Your objective: Copy each line containing the word "Cayan" from the records that follow, please.
* Start Material provided *
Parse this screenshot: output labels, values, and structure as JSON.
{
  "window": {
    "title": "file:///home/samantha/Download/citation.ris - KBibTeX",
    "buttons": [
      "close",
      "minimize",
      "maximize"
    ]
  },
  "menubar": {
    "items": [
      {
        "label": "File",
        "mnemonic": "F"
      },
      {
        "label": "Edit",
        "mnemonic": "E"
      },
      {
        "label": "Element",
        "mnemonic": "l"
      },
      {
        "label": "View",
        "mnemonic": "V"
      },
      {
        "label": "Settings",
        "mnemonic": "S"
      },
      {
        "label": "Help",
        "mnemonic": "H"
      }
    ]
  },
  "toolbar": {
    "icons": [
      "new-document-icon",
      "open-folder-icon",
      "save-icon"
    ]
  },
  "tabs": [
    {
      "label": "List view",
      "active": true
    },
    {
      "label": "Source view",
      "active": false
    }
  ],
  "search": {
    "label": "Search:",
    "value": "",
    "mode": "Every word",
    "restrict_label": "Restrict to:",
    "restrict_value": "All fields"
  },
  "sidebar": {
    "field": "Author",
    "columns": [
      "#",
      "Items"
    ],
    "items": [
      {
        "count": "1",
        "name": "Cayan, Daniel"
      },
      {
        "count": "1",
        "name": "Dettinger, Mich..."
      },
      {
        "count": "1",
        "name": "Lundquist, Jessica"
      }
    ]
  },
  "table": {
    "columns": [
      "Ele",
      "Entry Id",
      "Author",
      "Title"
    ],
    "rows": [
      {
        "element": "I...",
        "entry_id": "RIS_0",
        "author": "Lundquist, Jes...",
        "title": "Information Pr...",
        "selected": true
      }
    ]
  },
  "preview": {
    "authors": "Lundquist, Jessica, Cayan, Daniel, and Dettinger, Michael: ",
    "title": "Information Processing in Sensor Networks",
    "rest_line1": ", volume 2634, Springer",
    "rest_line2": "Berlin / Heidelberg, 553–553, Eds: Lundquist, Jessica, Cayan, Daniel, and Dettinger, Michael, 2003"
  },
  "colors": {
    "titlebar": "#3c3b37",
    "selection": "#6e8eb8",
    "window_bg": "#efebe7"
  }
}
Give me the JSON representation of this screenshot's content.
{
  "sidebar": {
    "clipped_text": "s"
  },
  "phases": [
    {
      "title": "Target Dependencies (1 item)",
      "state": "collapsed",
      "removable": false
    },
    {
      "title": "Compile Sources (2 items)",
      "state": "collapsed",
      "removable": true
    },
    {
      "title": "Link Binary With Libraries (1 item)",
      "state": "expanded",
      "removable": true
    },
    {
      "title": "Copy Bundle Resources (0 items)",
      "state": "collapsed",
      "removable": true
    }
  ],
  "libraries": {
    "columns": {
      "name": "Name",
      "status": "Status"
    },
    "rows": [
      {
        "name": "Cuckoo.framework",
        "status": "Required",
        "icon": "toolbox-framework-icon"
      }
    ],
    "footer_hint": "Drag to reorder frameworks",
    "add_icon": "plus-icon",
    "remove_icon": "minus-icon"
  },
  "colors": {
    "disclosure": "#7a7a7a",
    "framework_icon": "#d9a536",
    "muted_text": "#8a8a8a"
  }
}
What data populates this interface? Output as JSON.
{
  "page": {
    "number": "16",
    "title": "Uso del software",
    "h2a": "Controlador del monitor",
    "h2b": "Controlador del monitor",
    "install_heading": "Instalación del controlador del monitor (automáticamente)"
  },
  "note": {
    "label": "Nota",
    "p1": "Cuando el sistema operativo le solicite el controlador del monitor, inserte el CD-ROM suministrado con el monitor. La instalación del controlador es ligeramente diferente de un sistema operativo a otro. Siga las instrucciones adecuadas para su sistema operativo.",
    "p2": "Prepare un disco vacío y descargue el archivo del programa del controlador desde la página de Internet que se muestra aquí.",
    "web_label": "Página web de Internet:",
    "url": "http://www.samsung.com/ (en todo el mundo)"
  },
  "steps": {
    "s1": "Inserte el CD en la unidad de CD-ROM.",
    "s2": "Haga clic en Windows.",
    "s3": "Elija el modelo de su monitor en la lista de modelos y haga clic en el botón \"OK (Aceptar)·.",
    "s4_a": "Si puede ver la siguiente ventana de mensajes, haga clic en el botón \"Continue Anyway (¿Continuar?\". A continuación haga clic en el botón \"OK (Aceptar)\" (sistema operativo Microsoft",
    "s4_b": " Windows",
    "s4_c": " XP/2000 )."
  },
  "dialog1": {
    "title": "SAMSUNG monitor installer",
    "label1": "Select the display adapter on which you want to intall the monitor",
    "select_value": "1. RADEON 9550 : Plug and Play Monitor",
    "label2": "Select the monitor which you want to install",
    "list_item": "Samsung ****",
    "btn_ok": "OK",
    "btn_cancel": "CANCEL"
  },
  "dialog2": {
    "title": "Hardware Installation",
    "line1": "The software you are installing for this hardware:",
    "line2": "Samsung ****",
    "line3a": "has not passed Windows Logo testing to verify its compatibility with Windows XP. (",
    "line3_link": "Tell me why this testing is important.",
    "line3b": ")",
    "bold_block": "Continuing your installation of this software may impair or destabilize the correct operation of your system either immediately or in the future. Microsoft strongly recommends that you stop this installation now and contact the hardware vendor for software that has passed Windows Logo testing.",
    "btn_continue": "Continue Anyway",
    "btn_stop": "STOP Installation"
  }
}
* End Material provided *
Exercise response:
        "name": "Cayan, Daniel"
    "authors": "Lundquist, Jessica, Cayan, Daniel, and Dettinger, Michael: ",
    "rest_line2": "Berlin / Heidelberg, 553–553, Eds: Lundquist, Jessica, Cayan, Daniel, and Dettinger, Michael, 2003"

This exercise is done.